Set task: Repeat the lines that follow, leaving nothing out.

>> START Task inputs

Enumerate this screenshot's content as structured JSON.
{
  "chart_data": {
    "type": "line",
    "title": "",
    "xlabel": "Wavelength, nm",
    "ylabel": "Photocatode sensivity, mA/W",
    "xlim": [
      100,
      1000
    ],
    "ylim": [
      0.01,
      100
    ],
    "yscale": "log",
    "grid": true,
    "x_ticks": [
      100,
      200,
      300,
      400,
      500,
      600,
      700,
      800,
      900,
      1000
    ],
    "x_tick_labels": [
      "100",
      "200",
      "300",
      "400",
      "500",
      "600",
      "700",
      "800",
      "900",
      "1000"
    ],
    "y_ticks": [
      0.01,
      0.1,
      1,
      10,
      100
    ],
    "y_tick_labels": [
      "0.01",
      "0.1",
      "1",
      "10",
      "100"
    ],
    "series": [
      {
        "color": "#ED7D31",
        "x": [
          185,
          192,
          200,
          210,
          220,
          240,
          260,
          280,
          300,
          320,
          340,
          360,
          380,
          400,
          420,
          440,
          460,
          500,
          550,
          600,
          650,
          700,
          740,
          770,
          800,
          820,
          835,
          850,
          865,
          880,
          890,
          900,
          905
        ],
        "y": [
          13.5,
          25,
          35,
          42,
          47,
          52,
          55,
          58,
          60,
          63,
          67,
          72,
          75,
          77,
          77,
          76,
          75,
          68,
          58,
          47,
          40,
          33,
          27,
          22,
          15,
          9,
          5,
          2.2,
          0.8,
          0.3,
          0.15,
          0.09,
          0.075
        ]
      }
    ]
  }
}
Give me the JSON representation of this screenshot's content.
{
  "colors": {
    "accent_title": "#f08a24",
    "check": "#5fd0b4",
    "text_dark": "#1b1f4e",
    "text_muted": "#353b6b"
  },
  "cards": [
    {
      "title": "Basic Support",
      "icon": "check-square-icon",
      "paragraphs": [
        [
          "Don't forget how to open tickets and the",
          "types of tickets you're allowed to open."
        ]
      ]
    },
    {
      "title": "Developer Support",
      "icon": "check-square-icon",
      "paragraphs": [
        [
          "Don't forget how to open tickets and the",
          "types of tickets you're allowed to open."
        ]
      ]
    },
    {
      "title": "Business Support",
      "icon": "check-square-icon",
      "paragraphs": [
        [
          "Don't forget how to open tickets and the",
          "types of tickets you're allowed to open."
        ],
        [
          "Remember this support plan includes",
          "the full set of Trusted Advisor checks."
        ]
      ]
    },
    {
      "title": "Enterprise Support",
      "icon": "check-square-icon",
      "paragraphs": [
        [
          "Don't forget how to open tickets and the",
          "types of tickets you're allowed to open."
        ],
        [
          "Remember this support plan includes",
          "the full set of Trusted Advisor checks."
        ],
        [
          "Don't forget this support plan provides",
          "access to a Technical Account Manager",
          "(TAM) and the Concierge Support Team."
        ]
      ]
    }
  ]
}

>> END Task inputs

Answer for this exercise:
Enumerate this screenshot's content as structured JSON.
{
  "chart_data": {
    "type": "line",
    "title": "",
    "xlabel": "Wavelength, nm",
    "ylabel": "Photocatode sensivity, mA/W",
    "xlim": [
      100,
      1000
    ],
    "ylim": [
      0.01,
      100
    ],
    "yscale": "log",
    "grid": true,
    "x_ticks": [
      100,
      200,
      300,
      400,
      500,
      600,
      700,
      800,
      900,
      1000
    ],
    "x_tick_labels": [
      "100",
      "200",
      "300",
      "400",
      "500",
      "600",
      "700",
      "800",
      "900",
      "1000"
    ],
    "y_ticks": [
      0.01,
      0.1,
      1,
      10,
      100
    ],
    "y_tick_labels": [
      "0.01",
      "0.1",
      "1",
      "10",
      "100"
    ],
    "series": [
      {
        "color": "#ED7D31",
        "x": [
          185,
          192,
          200,
          210,
          220,
          240,
          260,
          280,
          300,
          320,
          340,
          360,
          380,
          400,
          420,
          440,
          460,
          500,
          550,
          600,
          650,
          700,
          740,
          770,
          800,
          820,
          835,
          850,
          865,
          880,
          890,
          900,
          905
        ],
        "y": [
          13.5,
          25,
          35,
          42,
          47,
          52,
          55,
          58,
          60,
          63,
          67,
          72,
          75,
          77,
          77,
          76,
          75,
          68,
          58,
          47,
          40,
          33,
          27,
          22,
          15,
          9,
          5,
          2.2,
          0.8,
          0.3,
          0.15,
          0.09,
          0.075
        ]
      }
    ]
  }
}
Give me the JSON representation of this screenshot's content.
{
  "colors": {
    "accent_title": "#f08a24",
    "check": "#5fd0b4",
    "text_dark": "#1b1f4e",
    "text_muted": "#353b6b"
  },
  "cards": [
    {
      "title": "Basic Support",
      "icon": "check-square-icon",
      "paragraphs": [
        [
          "Don't forget how to open tickets and the",
          "types of tickets you're allowed to open."
        ]
      ]
    },
    {
      "title": "Developer Support",
      "icon": "check-square-icon",
      "paragraphs": [
        [
          "Don't forget how to open tickets and the",
          "types of tickets you're allowed to open."
        ]
      ]
    },
    {
      "title": "Business Support",
      "icon": "check-square-icon",
      "paragraphs": [
        [
          "Don't forget how to open tickets and the",
          "types of tickets you're allowed to open."
        ],
        [
          "Remember this support plan includes",
          "the full set of Trusted Advisor checks."
        ]
      ]
    },
    {
      "title": "Enterprise Support",
      "icon": "check-square-icon",
      "paragraphs": [
        [
          "Don't forget how to open tickets and the",
          "types of tickets you're allowed to open."
        ],
        [
          "Remember this support plan includes",
          "the full set of Trusted Advisor checks."
        ],
        [
          "Don't forget this support plan provides",
          "access to a Technical Account Manager",
          "(TAM) and the Concierge Support Team."
        ]
      ]
    }
  ]
}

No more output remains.